**ENTRIES SHOWN**
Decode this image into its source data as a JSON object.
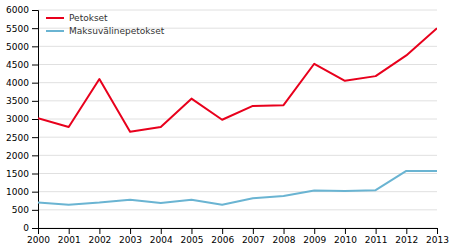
{
  "chart_data": {
    "type": "line",
    "x": [
      2000,
      2001,
      2002,
      2003,
      2004,
      2005,
      2006,
      2007,
      2008,
      2009,
      2010,
      2011,
      2012,
      2013
    ],
    "series": [
      {
        "name": "Petokset",
        "color": "#e8001c",
        "values": [
          3020,
          2780,
          4100,
          2650,
          2780,
          3560,
          2980,
          3360,
          3380,
          4520,
          4050,
          4180,
          4750,
          5500
        ]
      },
      {
        "name": "Maksuvälinepetokset",
        "color": "#6ab4d2",
        "values": [
          700,
          640,
          700,
          780,
          690,
          780,
          640,
          820,
          880,
          1030,
          1020,
          1040,
          1570,
          1570
        ]
      }
    ],
    "xlim": [
      2000,
      2013
    ],
    "xticks": [
      2000,
      2001,
      2002,
      2003,
      2004,
      2005,
      2006,
      2007,
      2008,
      2009,
      2010,
      2011,
      2012,
      2013
    ],
    "ylim": [
      0,
      6000
    ],
    "yticks": [
      0,
      500,
      1000,
      1500,
      2000,
      2500,
      3000,
      3500,
      4000,
      4500,
      5000,
      5500,
      6000
    ],
    "grid": true,
    "legend": "upper left"
  }
}
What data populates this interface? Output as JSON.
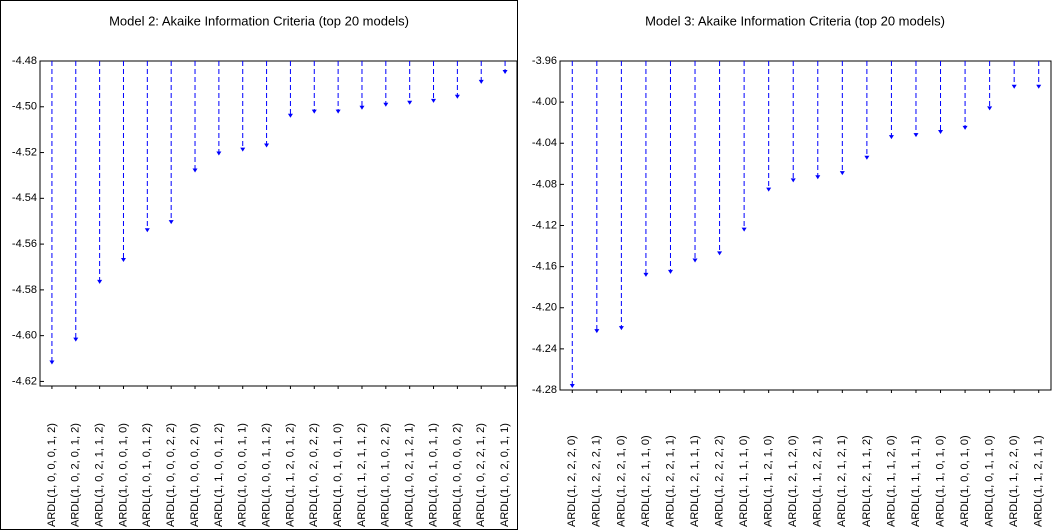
{
  "chart_data": [
    {
      "type": "stem",
      "title": "Model 2: Akaike Information Criteria (top 20 models)",
      "categories": [
        "ARDL(1, 0, 0, 0, 1, 2)",
        "ARDL(1, 0, 2, 0, 1, 2)",
        "ARDL(1, 0, 2, 1, 1, 2)",
        "ARDL(1, 0, 0, 0, 1, 0)",
        "ARDL(1, 0, 1, 0, 1, 2)",
        "ARDL(1, 0, 0, 0, 2, 2)",
        "ARDL(1, 0, 0, 0, 2, 0)",
        "ARDL(1, 1, 0, 0, 1, 2)",
        "ARDL(1, 0, 0, 0, 1, 1)",
        "ARDL(1, 0, 0, 1, 1, 2)",
        "ARDL(1, 1, 2, 0, 1, 2)",
        "ARDL(1, 0, 2, 0, 2, 2)",
        "ARDL(1, 0, 1, 0, 1, 0)",
        "ARDL(1, 1, 2, 1, 1, 2)",
        "ARDL(1, 0, 1, 0, 2, 2)",
        "ARDL(1, 0, 2, 1, 2, 1)",
        "ARDL(1, 0, 1, 0, 1, 1)",
        "ARDL(1, 0, 0, 0, 0, 2)",
        "ARDL(1, 0, 2, 2, 1, 2)",
        "ARDL(1, 0, 2, 0, 1, 1)"
      ],
      "values": [
        -4.6126,
        -4.6026,
        -4.5774,
        -4.5678,
        -4.5548,
        -4.5513,
        -4.5287,
        -4.5213,
        -4.5196,
        -4.5178,
        -4.5048,
        -4.503,
        -4.503,
        -4.5013,
        -4.5,
        -4.4991,
        -4.4983,
        -4.4965,
        -4.49,
        -4.4857
      ],
      "color": "#0000ff",
      "ylim": [
        -4.622,
        -4.48
      ],
      "yticks": [
        -4.48,
        {
          "value": -4.5,
          "label": "-4.50"
        },
        -4.52,
        -4.54,
        -4.56,
        -4.58,
        {
          "value": -4.6,
          "label": "-4.60"
        },
        -4.62
      ]
    },
    {
      "type": "stem",
      "title": "Model 3: Akaike Information Criteria (top 20 models)",
      "categories": [
        "ARDL(1, 2, 2, 2, 0)",
        "ARDL(1, 2, 2, 2, 1)",
        "ARDL(1, 2, 2, 1, 0)",
        "ARDL(1, 2, 1, 1, 0)",
        "ARDL(1, 2, 2, 1, 1)",
        "ARDL(1, 2, 1, 1, 1)",
        "ARDL(1, 2, 2, 2, 2)",
        "ARDL(1, 1, 1, 1, 0)",
        "ARDL(1, 1, 2, 1, 0)",
        "ARDL(1, 2, 1, 2, 0)",
        "ARDL(1, 1, 2, 2, 1)",
        "ARDL(1, 2, 1, 2, 1)",
        "ARDL(1, 2, 1, 1, 2)",
        "ARDL(1, 1, 1, 2, 0)",
        "ARDL(1, 1, 1, 1, 1)",
        "ARDL(1, 1, 0, 1, 0)",
        "ARDL(1, 0, 0, 1, 0)",
        "ARDL(1, 0, 1, 1, 0)",
        "ARDL(1, 1, 2, 2, 0)",
        "ARDL(1, 1, 2, 1, 1)"
      ],
      "values": [
        -4.278,
        -4.2247,
        -4.2218,
        -4.17,
        -4.167,
        -4.156,
        -4.149,
        -4.126,
        -4.087,
        -4.078,
        -4.075,
        -4.071,
        -4.056,
        -4.036,
        -4.034,
        -4.031,
        -4.027,
        -4.008,
        -3.987,
        -3.987
      ],
      "color": "#0000ff",
      "ylim": [
        -4.28,
        -3.96
      ],
      "yticks": [
        -3.96,
        {
          "value": -4.0,
          "label": "-4.00"
        },
        -4.04,
        -4.08,
        -4.12,
        -4.16,
        {
          "value": -4.2,
          "label": "-4.20"
        },
        -4.24,
        -4.28
      ]
    }
  ]
}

**YOUR GOAL**
Extract the full listing exactly, with the pictures left out.

**TASK RESULT**
Decode this image into its source data as a JSON object.
{
  "chart_data": {
    "type": "line",
    "x": [
      2000,
      2001,
      2002,
      2003,
      2004,
      2005,
      2006,
      2007,
      2008,
      2009,
      2010,
      2011,
      2012,
      2013
    ],
    "series": [
      {
        "name": "Petokset",
        "color": "#e8001c",
        "values": [
          3020,
          2780,
          4100,
          2650,
          2780,
          3560,
          2980,
          3360,
          3380,
          4520,
          4050,
          4180,
          4750,
          5500
        ]
      },
      {
        "name": "Maksuvälinepetokset",
        "color": "#6ab4d2",
        "values": [
          700,
          640,
          700,
          780,
          690,
          780,
          640,
          820,
          880,
          1030,
          1020,
          1040,
          1570,
          1570
        ]
      }
    ],
    "xlim": [
      2000,
      2013
    ],
    "xticks": [
      2000,
      2001,
      2002,
      2003,
      2004,
      2005,
      2006,
      2007,
      2008,
      2009,
      2010,
      2011,
      2012,
      2013
    ],
    "ylim": [
      0,
      6000
    ],
    "yticks": [
      0,
      500,
      1000,
      1500,
      2000,
      2500,
      3000,
      3500,
      4000,
      4500,
      5000,
      5500,
      6000
    ],
    "grid": true,
    "legend": "upper left"
  }
}
What data populates this interface? Output as JSON.
{
  "chart_data": [
    {
      "type": "stem",
      "title": "Model 2: Akaike Information Criteria (top 20 models)",
      "categories": [
        "ARDL(1, 0, 0, 0, 1, 2)",
        "ARDL(1, 0, 2, 0, 1, 2)",
        "ARDL(1, 0, 2, 1, 1, 2)",
        "ARDL(1, 0, 0, 0, 1, 0)",
        "ARDL(1, 0, 1, 0, 1, 2)",
        "ARDL(1, 0, 0, 0, 2, 2)",
        "ARDL(1, 0, 0, 0, 2, 0)",
        "ARDL(1, 1, 0, 0, 1, 2)",
        "ARDL(1, 0, 0, 0, 1, 1)",
        "ARDL(1, 0, 0, 1, 1, 2)",
        "ARDL(1, 1, 2, 0, 1, 2)",
        "ARDL(1, 0, 2, 0, 2, 2)",
        "ARDL(1, 0, 1, 0, 1, 0)",
        "ARDL(1, 1, 2, 1, 1, 2)",
        "ARDL(1, 0, 1, 0, 2, 2)",
        "ARDL(1, 0, 2, 1, 2, 1)",
        "ARDL(1, 0, 1, 0, 1, 1)",
        "ARDL(1, 0, 0, 0, 0, 2)",
        "ARDL(1, 0, 2, 2, 1, 2)",
        "ARDL(1, 0, 2, 0, 1, 1)"
      ],
      "values": [
        -4.6126,
        -4.6026,
        -4.5774,
        -4.5678,
        -4.5548,
        -4.5513,
        -4.5287,
        -4.5213,
        -4.5196,
        -4.5178,
        -4.5048,
        -4.503,
        -4.503,
        -4.5013,
        -4.5,
        -4.4991,
        -4.4983,
        -4.4965,
        -4.49,
        -4.4857
      ],
      "color": "#0000ff",
      "ylim": [
        -4.622,
        -4.48
      ],
      "yticks": [
        -4.48,
        {
          "value": -4.5,
          "label": "-4.50"
        },
        -4.52,
        -4.54,
        -4.56,
        -4.58,
        {
          "value": -4.6,
          "label": "-4.60"
        },
        -4.62
      ]
    },
    {
      "type": "stem",
      "title": "Model 3: Akaike Information Criteria (top 20 models)",
      "categories": [
        "ARDL(1, 2, 2, 2, 0)",
        "ARDL(1, 2, 2, 2, 1)",
        "ARDL(1, 2, 2, 1, 0)",
        "ARDL(1, 2, 1, 1, 0)",
        "ARDL(1, 2, 2, 1, 1)",
        "ARDL(1, 2, 1, 1, 1)",
        "ARDL(1, 2, 2, 2, 2)",
        "ARDL(1, 1, 1, 1, 0)",
        "ARDL(1, 1, 2, 1, 0)",
        "ARDL(1, 2, 1, 2, 0)",
        "ARDL(1, 1, 2, 2, 1)",
        "ARDL(1, 2, 1, 2, 1)",
        "ARDL(1, 2, 1, 1, 2)",
        "ARDL(1, 1, 1, 2, 0)",
        "ARDL(1, 1, 1, 1, 1)",
        "ARDL(1, 1, 0, 1, 0)",
        "ARDL(1, 0, 0, 1, 0)",
        "ARDL(1, 0, 1, 1, 0)",
        "ARDL(1, 1, 2, 2, 0)",
        "ARDL(1, 1, 2, 1, 1)"
      ],
      "values": [
        -4.278,
        -4.2247,
        -4.2218,
        -4.17,
        -4.167,
        -4.156,
        -4.149,
        -4.126,
        -4.087,
        -4.078,
        -4.075,
        -4.071,
        -4.056,
        -4.036,
        -4.034,
        -4.031,
        -4.027,
        -4.008,
        -3.987,
        -3.987
      ],
      "color": "#0000ff",
      "ylim": [
        -4.28,
        -3.96
      ],
      "yticks": [
        -3.96,
        {
          "value": -4.0,
          "label": "-4.00"
        },
        -4.04,
        -4.08,
        -4.12,
        -4.16,
        {
          "value": -4.2,
          "label": "-4.20"
        },
        -4.24,
        -4.28
      ]
    }
  ]
}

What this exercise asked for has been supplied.